§ WHAT IS BEING ASKED
Find each line with the string "Implemented" and copy it.
__________________________________________________
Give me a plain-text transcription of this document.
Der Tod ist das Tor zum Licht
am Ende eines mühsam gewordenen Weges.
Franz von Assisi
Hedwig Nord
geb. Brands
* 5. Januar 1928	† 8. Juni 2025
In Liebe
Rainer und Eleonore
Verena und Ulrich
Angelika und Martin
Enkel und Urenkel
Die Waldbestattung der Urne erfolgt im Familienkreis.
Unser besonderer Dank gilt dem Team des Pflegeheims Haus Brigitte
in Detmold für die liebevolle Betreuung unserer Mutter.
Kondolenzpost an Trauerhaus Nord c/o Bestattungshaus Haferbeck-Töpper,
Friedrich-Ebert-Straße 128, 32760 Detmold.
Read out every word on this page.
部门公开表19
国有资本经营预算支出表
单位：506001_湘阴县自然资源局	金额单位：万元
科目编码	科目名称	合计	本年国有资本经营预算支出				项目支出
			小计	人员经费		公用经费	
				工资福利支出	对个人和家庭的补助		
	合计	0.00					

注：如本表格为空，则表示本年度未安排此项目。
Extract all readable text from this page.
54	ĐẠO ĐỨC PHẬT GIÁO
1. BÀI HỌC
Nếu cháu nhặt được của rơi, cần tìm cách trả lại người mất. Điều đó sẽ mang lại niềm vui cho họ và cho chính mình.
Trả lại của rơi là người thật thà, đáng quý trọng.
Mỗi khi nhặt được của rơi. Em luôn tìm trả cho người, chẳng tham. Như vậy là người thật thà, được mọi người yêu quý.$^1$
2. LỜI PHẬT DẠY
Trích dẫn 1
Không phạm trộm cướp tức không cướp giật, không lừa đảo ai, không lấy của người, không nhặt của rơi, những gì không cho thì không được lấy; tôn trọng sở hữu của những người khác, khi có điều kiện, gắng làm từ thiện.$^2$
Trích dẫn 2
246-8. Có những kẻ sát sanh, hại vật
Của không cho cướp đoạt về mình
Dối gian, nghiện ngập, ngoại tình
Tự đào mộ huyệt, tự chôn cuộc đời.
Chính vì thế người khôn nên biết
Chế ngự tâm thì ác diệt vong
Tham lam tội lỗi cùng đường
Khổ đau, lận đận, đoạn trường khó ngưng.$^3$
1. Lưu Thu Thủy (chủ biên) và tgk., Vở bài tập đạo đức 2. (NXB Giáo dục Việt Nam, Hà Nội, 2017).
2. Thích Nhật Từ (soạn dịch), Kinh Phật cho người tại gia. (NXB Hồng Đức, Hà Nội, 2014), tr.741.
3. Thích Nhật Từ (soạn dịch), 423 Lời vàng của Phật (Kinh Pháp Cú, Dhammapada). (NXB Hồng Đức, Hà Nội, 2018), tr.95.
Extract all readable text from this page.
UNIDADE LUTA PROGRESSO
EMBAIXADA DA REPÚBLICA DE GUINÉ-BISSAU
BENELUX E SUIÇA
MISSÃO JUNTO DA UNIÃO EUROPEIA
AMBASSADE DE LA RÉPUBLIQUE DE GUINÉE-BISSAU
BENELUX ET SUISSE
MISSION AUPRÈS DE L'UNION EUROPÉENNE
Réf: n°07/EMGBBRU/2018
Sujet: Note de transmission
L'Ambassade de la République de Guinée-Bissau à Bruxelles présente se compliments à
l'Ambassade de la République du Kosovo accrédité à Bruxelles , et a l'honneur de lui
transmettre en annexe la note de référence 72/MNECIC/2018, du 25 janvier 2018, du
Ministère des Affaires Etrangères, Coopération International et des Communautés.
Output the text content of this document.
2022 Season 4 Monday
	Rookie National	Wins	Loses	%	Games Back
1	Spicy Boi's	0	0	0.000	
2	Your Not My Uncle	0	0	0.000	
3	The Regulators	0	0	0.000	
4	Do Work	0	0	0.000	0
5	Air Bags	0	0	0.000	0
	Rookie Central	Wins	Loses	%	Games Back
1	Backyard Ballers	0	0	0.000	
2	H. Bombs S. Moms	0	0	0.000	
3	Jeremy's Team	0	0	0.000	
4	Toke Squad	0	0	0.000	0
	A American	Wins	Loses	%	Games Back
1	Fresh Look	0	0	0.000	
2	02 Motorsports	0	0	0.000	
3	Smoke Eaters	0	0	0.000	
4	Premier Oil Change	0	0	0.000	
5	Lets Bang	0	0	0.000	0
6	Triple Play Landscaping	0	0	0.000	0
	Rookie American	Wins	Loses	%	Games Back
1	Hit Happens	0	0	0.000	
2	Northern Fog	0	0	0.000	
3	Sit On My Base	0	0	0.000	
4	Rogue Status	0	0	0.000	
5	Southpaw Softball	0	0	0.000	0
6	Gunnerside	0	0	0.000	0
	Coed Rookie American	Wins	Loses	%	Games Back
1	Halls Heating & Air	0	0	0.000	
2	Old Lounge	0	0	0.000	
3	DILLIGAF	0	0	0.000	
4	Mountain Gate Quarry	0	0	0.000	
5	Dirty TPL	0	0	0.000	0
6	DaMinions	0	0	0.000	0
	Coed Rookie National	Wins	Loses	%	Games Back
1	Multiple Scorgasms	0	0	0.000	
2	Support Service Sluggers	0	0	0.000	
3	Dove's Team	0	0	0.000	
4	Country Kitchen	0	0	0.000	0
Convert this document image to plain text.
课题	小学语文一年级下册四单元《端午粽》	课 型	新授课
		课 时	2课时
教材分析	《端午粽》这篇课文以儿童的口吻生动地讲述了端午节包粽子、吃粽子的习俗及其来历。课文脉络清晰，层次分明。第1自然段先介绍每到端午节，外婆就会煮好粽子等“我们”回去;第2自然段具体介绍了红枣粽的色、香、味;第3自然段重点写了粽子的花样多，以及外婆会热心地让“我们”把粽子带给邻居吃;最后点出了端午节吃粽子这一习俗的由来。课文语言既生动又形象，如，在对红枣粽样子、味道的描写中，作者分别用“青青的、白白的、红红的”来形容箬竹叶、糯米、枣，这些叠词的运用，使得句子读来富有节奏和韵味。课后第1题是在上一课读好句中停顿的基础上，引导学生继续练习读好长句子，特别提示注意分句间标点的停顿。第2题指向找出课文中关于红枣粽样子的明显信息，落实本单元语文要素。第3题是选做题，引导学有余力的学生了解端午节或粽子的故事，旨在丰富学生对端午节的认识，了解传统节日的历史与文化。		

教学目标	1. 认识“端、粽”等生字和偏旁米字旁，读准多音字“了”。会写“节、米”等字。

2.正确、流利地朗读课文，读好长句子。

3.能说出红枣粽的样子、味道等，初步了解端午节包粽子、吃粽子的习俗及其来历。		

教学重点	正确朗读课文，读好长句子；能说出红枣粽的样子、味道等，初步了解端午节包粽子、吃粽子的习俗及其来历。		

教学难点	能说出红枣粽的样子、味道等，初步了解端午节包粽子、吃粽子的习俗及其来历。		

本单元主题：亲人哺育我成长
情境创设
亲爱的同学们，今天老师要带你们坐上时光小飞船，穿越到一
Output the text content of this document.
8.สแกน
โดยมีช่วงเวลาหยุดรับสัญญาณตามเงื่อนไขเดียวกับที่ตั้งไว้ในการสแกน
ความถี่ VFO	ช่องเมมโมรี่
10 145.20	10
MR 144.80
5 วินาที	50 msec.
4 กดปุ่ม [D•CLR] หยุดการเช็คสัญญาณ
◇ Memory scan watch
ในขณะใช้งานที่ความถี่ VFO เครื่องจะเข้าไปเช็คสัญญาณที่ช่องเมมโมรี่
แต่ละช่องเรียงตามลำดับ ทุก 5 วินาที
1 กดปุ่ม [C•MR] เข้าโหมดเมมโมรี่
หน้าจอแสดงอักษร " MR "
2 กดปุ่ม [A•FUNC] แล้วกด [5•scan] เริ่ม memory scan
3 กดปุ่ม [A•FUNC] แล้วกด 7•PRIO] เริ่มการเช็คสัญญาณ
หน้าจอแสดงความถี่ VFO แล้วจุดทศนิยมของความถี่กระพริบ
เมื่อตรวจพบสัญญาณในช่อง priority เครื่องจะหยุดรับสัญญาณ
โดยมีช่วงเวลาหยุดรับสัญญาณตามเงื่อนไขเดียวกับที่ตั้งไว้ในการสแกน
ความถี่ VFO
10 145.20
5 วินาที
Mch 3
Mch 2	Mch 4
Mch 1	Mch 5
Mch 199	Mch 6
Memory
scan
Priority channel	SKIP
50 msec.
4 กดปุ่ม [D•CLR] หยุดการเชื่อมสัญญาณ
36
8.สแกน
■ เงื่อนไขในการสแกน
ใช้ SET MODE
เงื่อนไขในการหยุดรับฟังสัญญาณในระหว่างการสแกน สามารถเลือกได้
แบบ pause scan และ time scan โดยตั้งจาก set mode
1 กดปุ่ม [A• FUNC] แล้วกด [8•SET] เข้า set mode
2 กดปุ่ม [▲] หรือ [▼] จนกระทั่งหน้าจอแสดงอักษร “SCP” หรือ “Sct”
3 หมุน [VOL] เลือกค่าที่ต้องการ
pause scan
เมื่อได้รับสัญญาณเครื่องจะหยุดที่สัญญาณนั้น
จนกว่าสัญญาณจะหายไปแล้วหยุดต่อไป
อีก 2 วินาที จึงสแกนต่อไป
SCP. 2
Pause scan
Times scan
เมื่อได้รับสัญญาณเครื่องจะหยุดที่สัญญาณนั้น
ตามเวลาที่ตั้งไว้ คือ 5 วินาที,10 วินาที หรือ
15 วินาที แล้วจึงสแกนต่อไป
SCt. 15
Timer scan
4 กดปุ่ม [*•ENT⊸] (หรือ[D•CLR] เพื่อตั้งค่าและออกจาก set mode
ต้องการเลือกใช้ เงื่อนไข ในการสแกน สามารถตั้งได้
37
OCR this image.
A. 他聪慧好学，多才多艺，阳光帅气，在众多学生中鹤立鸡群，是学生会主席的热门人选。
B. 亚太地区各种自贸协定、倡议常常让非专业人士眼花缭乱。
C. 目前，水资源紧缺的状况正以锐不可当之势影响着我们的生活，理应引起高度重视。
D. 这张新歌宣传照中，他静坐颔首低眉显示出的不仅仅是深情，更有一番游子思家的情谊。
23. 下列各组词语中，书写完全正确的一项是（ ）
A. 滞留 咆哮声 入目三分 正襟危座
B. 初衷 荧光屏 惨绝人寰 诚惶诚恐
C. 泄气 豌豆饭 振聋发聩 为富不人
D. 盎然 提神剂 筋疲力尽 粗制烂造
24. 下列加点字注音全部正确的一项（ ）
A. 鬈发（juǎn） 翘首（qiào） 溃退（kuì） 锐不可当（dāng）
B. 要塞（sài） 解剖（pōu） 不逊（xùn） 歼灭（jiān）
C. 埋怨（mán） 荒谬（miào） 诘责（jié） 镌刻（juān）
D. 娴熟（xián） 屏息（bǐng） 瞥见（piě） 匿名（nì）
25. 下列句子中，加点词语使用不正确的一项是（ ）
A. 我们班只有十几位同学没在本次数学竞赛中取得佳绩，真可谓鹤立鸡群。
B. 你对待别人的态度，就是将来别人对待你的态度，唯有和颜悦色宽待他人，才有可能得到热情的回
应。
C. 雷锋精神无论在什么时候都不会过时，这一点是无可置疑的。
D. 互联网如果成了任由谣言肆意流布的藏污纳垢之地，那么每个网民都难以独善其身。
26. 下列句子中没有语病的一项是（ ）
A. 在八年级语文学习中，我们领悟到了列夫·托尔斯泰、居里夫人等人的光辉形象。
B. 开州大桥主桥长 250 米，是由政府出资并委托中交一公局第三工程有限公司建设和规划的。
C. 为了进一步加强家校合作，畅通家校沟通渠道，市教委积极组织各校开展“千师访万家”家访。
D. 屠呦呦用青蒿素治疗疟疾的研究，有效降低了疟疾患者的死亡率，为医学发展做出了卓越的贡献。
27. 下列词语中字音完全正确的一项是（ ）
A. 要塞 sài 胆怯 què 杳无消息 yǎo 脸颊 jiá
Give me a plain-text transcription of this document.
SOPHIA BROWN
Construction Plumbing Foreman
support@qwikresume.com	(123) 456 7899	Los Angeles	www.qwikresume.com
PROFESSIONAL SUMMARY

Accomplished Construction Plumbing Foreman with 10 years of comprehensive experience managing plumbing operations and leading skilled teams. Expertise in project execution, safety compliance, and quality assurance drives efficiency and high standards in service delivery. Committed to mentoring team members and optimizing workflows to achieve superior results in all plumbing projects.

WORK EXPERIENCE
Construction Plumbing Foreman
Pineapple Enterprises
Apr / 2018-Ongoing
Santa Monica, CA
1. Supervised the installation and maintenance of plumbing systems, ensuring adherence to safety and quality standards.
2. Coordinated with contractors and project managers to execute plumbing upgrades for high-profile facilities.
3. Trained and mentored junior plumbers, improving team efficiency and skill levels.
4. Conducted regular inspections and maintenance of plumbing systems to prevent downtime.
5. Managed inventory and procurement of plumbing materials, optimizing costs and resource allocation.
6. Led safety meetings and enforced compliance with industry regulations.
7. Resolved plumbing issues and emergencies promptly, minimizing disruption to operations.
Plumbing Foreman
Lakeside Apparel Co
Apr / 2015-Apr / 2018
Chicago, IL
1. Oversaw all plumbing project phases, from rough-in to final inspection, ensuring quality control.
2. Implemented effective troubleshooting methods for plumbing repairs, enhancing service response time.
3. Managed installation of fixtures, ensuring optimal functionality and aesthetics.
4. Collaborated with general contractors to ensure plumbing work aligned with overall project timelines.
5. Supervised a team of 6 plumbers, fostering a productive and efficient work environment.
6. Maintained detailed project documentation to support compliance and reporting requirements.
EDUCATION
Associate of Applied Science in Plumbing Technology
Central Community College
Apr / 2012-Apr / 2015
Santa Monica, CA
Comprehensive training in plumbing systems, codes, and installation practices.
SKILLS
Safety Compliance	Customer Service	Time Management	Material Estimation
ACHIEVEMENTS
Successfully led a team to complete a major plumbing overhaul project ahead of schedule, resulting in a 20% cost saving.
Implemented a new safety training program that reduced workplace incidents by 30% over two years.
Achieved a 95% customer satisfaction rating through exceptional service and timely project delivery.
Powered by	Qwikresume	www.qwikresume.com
__________________________________________________
§ WORKED SOLUTION
2. Implemented effective troubleshooting methods for plumbing repairs, enhancing service response time.
Implemented a new safety training program that reduced workplace incidents by 30% over two years.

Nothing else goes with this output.